| WHAT THE TASK ASKS |
Using the data below, copy each line that includes the word "Agentry".
═══ EXERCISE MATERIAL
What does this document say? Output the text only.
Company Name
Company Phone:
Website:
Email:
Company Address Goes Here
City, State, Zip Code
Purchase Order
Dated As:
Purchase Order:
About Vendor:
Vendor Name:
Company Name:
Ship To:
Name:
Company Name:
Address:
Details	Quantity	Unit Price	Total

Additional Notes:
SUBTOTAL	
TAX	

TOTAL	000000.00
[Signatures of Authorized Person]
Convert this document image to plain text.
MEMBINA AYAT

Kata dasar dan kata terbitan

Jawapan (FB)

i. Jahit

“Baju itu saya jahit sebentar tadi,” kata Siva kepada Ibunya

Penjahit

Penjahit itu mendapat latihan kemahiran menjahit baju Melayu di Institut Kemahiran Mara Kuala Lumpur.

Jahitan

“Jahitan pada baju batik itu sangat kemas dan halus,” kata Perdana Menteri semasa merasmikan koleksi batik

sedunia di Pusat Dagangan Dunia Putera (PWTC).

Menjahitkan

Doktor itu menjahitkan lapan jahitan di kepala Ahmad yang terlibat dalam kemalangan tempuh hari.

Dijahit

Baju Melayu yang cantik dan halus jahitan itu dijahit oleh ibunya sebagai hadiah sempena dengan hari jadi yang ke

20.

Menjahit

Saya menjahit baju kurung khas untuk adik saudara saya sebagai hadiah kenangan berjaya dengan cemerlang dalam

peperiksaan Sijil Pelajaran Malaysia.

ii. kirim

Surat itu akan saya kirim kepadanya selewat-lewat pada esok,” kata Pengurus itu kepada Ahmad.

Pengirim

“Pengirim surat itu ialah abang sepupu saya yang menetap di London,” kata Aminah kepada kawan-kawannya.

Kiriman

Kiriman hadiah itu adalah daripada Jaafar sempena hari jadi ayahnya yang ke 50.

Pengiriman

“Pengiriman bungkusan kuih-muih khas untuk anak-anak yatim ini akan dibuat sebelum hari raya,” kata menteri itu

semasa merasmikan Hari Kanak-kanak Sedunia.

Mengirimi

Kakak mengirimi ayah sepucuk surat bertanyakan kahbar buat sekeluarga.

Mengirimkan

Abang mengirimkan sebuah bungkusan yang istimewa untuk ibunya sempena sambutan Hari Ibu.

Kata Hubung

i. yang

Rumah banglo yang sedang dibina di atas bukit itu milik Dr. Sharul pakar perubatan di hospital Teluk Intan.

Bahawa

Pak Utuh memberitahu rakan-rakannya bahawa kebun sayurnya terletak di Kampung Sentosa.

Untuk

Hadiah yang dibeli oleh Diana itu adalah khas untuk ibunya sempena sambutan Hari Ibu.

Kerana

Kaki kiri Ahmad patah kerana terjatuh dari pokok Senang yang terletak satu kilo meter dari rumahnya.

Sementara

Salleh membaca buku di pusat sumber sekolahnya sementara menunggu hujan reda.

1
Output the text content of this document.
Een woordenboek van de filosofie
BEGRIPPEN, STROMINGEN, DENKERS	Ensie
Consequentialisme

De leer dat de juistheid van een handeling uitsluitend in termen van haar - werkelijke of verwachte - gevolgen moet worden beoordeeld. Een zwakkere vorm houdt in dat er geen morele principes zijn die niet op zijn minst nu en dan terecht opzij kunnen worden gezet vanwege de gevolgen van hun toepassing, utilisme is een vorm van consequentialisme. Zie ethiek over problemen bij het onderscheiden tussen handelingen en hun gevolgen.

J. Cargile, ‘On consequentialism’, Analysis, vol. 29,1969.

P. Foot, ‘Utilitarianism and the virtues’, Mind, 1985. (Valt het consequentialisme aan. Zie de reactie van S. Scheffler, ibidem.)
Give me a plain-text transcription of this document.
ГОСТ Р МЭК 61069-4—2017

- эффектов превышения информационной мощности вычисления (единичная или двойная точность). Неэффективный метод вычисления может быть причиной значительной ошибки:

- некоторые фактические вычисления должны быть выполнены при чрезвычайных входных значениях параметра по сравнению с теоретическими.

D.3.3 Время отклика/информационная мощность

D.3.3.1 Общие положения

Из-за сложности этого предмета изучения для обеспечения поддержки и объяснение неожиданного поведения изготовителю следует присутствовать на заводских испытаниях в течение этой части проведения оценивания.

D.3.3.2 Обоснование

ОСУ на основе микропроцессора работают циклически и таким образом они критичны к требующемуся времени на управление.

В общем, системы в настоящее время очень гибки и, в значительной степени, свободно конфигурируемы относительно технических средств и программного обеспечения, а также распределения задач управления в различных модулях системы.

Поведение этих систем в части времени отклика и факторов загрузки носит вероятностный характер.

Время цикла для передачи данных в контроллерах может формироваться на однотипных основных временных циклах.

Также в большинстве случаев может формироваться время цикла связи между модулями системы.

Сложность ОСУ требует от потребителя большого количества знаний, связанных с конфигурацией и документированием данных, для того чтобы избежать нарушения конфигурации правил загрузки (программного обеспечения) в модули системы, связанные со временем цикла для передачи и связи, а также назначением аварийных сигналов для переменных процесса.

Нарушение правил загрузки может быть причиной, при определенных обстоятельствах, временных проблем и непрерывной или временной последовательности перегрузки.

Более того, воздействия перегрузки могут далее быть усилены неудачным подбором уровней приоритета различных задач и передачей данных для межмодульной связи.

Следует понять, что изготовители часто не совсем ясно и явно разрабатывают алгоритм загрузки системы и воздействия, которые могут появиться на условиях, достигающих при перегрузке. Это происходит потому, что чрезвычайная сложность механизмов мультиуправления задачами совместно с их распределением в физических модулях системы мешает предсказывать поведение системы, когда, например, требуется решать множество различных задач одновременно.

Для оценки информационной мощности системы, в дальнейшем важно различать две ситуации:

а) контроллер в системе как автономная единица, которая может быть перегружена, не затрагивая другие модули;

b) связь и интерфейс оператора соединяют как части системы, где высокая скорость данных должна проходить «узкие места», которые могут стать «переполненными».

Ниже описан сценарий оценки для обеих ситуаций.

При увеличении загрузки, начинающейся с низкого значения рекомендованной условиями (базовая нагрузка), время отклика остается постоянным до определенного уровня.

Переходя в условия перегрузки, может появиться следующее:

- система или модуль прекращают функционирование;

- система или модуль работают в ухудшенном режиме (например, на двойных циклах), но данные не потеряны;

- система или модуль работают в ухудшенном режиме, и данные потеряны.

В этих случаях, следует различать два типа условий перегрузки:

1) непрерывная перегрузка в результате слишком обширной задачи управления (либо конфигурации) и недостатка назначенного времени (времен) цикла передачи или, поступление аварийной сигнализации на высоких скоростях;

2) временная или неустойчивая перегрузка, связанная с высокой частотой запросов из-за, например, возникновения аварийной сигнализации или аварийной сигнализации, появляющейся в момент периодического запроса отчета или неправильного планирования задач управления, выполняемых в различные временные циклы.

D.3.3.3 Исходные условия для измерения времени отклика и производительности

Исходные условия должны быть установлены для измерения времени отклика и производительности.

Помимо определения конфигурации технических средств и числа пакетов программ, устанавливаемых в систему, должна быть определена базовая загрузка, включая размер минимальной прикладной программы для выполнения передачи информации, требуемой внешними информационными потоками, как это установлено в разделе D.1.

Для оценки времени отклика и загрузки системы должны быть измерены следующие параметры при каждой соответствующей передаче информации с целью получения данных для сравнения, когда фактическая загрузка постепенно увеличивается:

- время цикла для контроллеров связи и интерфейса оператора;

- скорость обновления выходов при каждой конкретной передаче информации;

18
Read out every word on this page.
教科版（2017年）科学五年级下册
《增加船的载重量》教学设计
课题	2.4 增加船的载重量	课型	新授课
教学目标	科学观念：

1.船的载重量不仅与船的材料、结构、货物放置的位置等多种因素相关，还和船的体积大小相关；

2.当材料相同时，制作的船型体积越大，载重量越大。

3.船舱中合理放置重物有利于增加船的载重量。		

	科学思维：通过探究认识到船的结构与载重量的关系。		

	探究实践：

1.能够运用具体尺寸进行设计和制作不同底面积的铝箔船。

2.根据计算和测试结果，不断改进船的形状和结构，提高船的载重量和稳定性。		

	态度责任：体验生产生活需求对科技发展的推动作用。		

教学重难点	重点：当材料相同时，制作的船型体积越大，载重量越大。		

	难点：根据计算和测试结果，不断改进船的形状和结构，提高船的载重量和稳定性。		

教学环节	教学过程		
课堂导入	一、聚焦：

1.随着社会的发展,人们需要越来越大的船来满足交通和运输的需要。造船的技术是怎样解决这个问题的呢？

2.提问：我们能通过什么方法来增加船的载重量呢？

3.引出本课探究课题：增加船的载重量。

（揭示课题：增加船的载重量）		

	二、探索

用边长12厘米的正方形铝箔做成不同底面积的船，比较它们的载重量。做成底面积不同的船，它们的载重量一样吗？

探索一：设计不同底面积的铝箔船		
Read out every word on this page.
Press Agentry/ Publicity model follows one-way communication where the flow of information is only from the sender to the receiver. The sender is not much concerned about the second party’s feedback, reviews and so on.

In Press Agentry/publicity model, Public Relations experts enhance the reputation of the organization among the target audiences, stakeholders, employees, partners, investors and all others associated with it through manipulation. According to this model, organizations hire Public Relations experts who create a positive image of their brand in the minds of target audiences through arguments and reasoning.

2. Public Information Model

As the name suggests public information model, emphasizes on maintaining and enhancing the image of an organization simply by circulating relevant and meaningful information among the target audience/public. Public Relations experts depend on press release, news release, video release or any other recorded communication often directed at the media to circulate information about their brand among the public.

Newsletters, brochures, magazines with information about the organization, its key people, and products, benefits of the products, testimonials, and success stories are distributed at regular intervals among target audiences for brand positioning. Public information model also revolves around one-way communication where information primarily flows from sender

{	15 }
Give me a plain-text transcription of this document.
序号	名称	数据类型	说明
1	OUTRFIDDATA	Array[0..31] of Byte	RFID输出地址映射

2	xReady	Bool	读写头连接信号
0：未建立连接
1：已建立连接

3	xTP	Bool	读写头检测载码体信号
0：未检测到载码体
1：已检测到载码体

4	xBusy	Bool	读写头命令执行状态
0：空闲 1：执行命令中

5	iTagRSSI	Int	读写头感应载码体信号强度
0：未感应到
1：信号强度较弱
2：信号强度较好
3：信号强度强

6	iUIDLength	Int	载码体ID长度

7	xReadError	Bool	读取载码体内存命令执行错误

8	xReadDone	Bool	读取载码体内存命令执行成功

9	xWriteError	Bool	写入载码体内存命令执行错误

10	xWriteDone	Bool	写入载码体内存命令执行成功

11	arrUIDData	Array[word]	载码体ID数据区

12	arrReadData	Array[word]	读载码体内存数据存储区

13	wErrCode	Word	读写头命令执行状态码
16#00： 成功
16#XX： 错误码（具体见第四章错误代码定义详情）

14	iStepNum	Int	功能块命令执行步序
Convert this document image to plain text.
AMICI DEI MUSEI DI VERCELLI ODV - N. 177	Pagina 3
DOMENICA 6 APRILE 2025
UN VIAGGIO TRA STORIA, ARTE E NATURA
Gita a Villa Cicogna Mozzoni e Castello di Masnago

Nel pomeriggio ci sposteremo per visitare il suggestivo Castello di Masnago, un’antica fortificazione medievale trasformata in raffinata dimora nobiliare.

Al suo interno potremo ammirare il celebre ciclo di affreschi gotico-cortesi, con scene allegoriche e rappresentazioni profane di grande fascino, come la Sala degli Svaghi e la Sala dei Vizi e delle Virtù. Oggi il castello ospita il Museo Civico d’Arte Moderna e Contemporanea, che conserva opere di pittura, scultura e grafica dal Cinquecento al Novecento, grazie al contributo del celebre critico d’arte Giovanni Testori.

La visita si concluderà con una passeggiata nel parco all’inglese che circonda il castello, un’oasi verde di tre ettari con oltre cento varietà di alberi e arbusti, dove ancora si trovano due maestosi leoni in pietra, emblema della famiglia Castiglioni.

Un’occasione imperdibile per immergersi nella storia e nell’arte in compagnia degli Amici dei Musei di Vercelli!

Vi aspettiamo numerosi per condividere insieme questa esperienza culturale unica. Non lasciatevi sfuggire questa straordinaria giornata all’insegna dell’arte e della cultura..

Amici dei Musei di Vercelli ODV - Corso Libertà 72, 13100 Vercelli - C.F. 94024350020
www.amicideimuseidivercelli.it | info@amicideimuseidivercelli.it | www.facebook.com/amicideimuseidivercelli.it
══════
| FULL SOLUTION |
Press Agentry/ Publicity model follows one-way communication where the flow of information is only from the sender to the receiver. The sender is not much concerned about the second party’s feedback, reviews and so on.
In Press Agentry/publicity model, Public Relations experts enhance the reputation of the organization among the target audiences, stakeholders, employees, partners, investors and all others associated with it through manipulation. According to this model, organizations hire Public Relations experts who create a positive image of their brand in the minds of target audiences through arguments and reasoning.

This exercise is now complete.